Collected data entries:

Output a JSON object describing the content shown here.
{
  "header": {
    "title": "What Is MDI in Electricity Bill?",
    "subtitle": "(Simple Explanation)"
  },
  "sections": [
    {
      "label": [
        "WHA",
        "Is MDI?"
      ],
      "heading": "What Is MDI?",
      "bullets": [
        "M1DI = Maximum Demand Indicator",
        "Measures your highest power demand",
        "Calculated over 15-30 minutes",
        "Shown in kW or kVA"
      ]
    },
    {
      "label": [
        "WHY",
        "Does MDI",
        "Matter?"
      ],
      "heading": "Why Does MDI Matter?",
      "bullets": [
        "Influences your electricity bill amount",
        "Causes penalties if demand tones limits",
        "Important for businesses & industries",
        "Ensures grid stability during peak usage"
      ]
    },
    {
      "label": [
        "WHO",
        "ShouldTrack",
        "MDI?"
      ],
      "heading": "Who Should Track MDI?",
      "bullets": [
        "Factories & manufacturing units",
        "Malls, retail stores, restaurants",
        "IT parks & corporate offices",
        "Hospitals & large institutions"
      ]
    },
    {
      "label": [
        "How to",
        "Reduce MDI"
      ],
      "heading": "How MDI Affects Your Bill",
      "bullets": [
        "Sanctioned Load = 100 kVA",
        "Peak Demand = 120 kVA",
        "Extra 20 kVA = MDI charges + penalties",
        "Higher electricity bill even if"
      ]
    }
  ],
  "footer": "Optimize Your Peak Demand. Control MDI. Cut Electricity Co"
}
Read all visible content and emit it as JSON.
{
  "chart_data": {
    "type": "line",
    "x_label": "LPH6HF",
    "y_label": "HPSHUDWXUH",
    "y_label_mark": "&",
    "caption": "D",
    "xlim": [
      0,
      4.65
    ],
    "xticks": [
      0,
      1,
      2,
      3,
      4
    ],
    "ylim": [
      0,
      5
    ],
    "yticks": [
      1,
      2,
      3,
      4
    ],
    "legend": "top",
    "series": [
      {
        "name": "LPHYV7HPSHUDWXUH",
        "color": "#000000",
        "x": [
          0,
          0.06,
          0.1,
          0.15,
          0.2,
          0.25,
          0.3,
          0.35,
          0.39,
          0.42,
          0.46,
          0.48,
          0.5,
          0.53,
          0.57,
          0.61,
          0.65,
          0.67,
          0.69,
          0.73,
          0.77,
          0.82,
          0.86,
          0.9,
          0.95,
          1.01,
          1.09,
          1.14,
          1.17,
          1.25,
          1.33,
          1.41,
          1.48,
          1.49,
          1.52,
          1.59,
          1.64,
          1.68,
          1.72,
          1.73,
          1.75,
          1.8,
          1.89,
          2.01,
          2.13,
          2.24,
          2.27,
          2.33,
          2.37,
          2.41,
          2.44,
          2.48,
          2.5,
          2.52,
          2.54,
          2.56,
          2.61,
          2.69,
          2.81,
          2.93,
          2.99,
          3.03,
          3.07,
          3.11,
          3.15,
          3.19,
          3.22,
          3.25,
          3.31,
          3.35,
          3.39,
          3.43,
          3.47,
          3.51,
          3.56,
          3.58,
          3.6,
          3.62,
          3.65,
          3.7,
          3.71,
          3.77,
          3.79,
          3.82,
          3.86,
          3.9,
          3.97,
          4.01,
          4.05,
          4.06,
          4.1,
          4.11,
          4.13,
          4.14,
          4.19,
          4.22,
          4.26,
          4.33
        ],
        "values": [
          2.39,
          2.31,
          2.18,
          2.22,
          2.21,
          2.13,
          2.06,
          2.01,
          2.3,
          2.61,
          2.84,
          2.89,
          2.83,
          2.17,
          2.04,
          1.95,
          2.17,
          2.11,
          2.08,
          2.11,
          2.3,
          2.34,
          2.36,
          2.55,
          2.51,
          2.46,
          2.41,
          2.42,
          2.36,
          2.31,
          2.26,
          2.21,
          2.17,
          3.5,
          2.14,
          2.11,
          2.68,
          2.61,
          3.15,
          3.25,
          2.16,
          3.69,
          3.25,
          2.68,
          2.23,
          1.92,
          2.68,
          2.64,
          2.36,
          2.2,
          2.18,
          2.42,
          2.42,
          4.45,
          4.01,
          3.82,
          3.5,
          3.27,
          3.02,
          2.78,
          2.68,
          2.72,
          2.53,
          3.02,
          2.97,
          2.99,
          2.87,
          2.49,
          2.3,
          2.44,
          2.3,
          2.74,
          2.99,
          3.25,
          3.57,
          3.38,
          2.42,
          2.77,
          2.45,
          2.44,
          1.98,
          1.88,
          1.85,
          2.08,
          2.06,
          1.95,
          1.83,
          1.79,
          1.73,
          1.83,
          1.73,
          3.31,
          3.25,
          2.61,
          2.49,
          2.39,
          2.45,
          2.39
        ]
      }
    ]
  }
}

_TASK_
Write out every line exactly as it stands.

_ANSWER TO THIS PROBLEM_
Output a JSON object describing the content shown here.
{
  "header": {
    "title": "What Is MDI in Electricity Bill?",
    "subtitle": "(Simple Explanation)"
  },
  "sections": [
    {
      "label": [
        "WHA",
        "Is MDI?"
      ],
      "heading": "What Is MDI?",
      "bullets": [
        "M1DI = Maximum Demand Indicator",
        "Measures your highest power demand",
        "Calculated over 15-30 minutes",
        "Shown in kW or kVA"
      ]
    },
    {
      "label": [
        "WHY",
        "Does MDI",
        "Matter?"
      ],
      "heading": "Why Does MDI Matter?",
      "bullets": [
        "Influences your electricity bill amount",
        "Causes penalties if demand tones limits",
        "Important for businesses & industries",
        "Ensures grid stability during peak usage"
      ]
    },
    {
      "label": [
        "WHO",
        "ShouldTrack",
        "MDI?"
      ],
      "heading": "Who Should Track MDI?",
      "bullets": [
        "Factories & manufacturing units",
        "Malls, retail stores, restaurants",
        "IT parks & corporate offices",
        "Hospitals & large institutions"
      ]
    },
    {
      "label": [
        "How to",
        "Reduce MDI"
      ],
      "heading": "How MDI Affects Your Bill",
      "bullets": [
        "Sanctioned Load = 100 kVA",
        "Peak Demand = 120 kVA",
        "Extra 20 kVA = MDI charges + penalties",
        "Higher electricity bill even if"
      ]
    }
  ],
  "footer": "Optimize Your Peak Demand. Control MDI. Cut Electricity Co"
}
Read all visible content and emit it as JSON.
{
  "chart_data": {
    "type": "line",
    "x_label": "LPH6HF",
    "y_label": "HPSHUDWXUH",
    "y_label_mark": "&",
    "caption": "D",
    "xlim": [
      0,
      4.65
    ],
    "xticks": [
      0,
      1,
      2,
      3,
      4
    ],
    "ylim": [
      0,
      5
    ],
    "yticks": [
      1,
      2,
      3,
      4
    ],
    "legend": "top",
    "series": [
      {
        "name": "LPHYV7HPSHUDWXUH",
        "color": "#000000",
        "x": [
          0,
          0.06,
          0.1,
          0.15,
          0.2,
          0.25,
          0.3,
          0.35,
          0.39,
          0.42,
          0.46,
          0.48,
          0.5,
          0.53,
          0.57,
          0.61,
          0.65,
          0.67,
          0.69,
          0.73,
          0.77,
          0.82,
          0.86,
          0.9,
          0.95,
          1.01,
          1.09,
          1.14,
          1.17,
          1.25,
          1.33,
          1.41,
          1.48,
          1.49,
          1.52,
          1.59,
          1.64,
          1.68,
          1.72,
          1.73,
          1.75,
          1.8,
          1.89,
          2.01,
          2.13,
          2.24,
          2.27,
          2.33,
          2.37,
          2.41,
          2.44,
          2.48,
          2.5,
          2.52,
          2.54,
          2.56,
          2.61,
          2.69,
          2.81,
          2.93,
          2.99,
          3.03,
          3.07,
          3.11,
          3.15,
          3.19,
          3.22,
          3.25,
          3.31,
          3.35,
          3.39,
          3.43,
          3.47,
          3.51,
          3.56,
          3.58,
          3.6,
          3.62,
          3.65,
          3.7,
          3.71,
          3.77,
          3.79,
          3.82,
          3.86,
          3.9,
          3.97,
          4.01,
          4.05,
          4.06,
          4.1,
          4.11,
          4.13,
          4.14,
          4.19,
          4.22,
          4.26,
          4.33
        ],
        "values": [
          2.39,
          2.31,
          2.18,
          2.22,
          2.21,
          2.13,
          2.06,
          2.01,
          2.3,
          2.61,
          2.84,
          2.89,
          2.83,
          2.17,
          2.04,
          1.95,
          2.17,
          2.11,
          2.08,
          2.11,
          2.3,
          2.34,
          2.36,
          2.55,
          2.51,
          2.46,
          2.41,
          2.42,
          2.36,
          2.31,
          2.26,
          2.21,
          2.17,
          3.5,
          2.14,
          2.11,
          2.68,
          2.61,
          3.15,
          3.25,
          2.16,
          3.69,
          3.25,
          2.68,
          2.23,
          1.92,
          2.68,
          2.64,
          2.36,
          2.2,
          2.18,
          2.42,
          2.42,
          4.45,
          4.01,
          3.82,
          3.5,
          3.27,
          3.02,
          2.78,
          2.68,
          2.72,
          2.53,
          3.02,
          2.97,
          2.99,
          2.87,
          2.49,
          2.3,
          2.44,
          2.3,
          2.74,
          2.99,
          3.25,
          3.57,
          3.38,
          2.42,
          2.77,
          2.45,
          2.44,
          1.98,
          1.88,
          1.85,
          2.08,
          2.06,
          1.95,
          1.83,
          1.79,
          1.73,
          1.83,
          1.73,
          3.31,
          3.25,
          2.61,
          2.49,
          2.39,
          2.45,
          2.39
        ]
      }
    ]
  }
}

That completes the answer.